(Extracted data):
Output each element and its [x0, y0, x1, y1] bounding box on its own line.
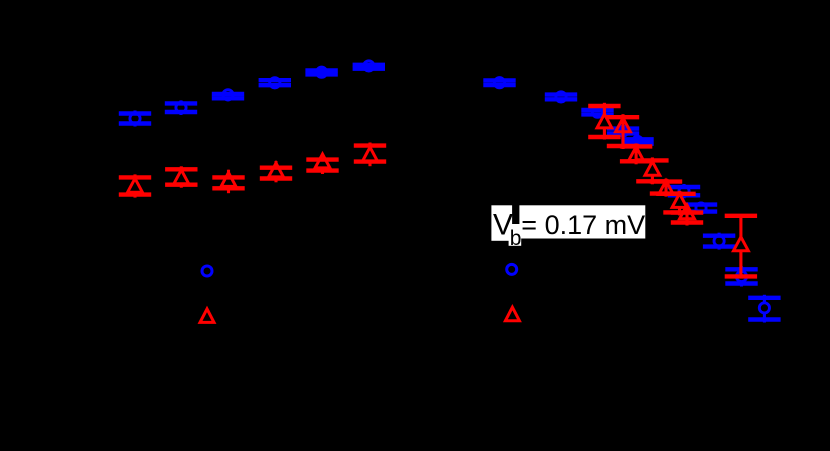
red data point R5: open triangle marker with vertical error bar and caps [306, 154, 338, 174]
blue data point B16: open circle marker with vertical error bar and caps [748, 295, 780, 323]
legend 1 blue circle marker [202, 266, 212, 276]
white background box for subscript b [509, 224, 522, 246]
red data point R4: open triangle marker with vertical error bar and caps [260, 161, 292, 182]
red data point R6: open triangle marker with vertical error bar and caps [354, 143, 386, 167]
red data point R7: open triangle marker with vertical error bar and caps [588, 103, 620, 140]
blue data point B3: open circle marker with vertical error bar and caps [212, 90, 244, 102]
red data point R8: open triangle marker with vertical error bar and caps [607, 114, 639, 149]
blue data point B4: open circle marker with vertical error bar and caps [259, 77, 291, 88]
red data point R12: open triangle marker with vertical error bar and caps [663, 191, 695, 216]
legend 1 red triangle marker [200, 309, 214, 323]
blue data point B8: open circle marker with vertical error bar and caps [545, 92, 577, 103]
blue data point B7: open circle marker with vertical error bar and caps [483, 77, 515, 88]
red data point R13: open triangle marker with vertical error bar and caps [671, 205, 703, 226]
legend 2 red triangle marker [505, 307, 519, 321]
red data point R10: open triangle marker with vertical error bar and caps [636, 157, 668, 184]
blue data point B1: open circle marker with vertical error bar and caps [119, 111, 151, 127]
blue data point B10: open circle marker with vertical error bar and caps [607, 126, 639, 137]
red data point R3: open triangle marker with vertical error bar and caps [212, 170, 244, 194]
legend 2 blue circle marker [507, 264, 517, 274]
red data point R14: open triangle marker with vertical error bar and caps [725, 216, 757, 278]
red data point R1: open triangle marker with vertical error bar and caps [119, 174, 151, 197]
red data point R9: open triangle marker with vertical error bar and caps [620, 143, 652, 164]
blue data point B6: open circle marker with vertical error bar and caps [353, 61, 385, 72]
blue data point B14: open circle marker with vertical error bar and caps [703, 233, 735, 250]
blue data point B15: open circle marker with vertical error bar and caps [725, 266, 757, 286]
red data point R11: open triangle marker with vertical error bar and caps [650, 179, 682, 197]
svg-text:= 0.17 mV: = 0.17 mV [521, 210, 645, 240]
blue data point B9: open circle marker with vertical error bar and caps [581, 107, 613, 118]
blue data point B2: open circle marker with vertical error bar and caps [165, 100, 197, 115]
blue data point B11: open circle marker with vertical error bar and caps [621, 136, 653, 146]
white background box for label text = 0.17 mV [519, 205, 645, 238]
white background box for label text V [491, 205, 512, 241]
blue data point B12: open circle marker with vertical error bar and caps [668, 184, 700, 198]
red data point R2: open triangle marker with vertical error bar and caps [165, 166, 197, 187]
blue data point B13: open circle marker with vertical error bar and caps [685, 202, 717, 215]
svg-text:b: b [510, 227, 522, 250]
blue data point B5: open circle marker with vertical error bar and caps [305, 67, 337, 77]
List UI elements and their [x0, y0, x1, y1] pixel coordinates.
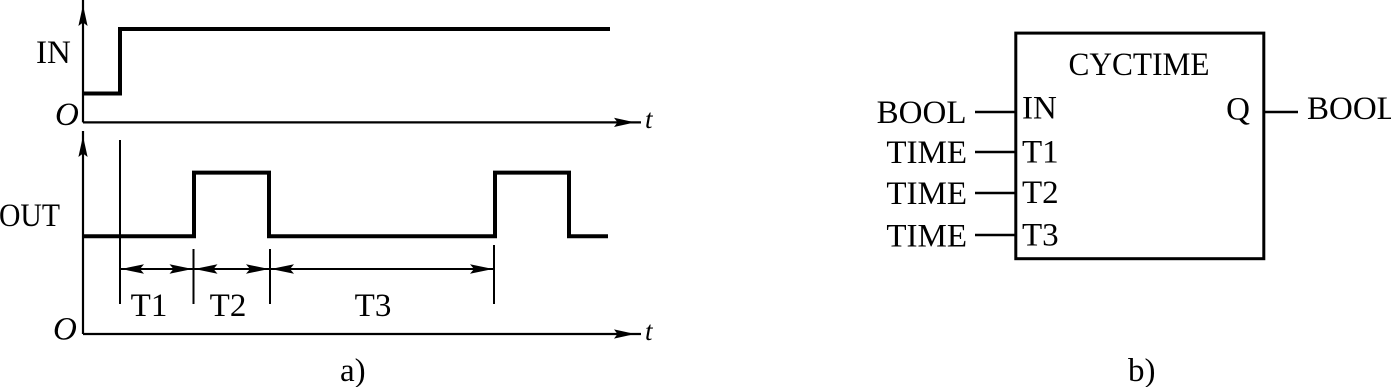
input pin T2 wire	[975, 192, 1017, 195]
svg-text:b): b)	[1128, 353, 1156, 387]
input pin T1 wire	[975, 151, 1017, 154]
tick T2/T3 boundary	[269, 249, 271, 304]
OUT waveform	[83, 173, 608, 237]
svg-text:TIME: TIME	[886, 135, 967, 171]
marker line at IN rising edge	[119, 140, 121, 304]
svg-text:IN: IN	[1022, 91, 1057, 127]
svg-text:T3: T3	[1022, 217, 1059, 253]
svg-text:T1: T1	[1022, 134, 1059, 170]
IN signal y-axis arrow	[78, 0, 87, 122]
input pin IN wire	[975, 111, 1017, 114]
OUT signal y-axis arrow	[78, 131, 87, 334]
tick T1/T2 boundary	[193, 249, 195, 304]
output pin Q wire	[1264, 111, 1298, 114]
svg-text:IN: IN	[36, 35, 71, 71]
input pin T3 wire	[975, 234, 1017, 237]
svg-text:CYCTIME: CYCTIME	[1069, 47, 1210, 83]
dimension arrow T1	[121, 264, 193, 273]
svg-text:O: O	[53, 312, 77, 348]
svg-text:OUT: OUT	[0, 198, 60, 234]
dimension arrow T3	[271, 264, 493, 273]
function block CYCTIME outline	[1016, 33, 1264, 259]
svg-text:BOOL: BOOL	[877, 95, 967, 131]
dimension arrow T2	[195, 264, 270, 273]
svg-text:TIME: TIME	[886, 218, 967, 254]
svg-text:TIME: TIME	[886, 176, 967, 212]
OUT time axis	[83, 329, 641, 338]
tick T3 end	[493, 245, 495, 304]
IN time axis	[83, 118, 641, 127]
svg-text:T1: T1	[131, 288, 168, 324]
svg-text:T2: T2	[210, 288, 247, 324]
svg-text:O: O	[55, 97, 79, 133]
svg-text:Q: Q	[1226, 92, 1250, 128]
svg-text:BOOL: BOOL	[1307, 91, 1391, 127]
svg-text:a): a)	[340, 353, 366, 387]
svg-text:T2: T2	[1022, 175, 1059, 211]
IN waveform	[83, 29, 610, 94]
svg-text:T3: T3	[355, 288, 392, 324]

(What to work on): Extract every line of the entries above that contains the string "wire". Treat case as significant.

(Task result):
input pin T2 wire	[975, 192, 1017, 195]
input pin T1 wire	[975, 151, 1017, 154]
input pin IN wire	[975, 111, 1017, 114]
output pin Q wire	[1264, 111, 1298, 114]
input pin T3 wire	[975, 234, 1017, 237]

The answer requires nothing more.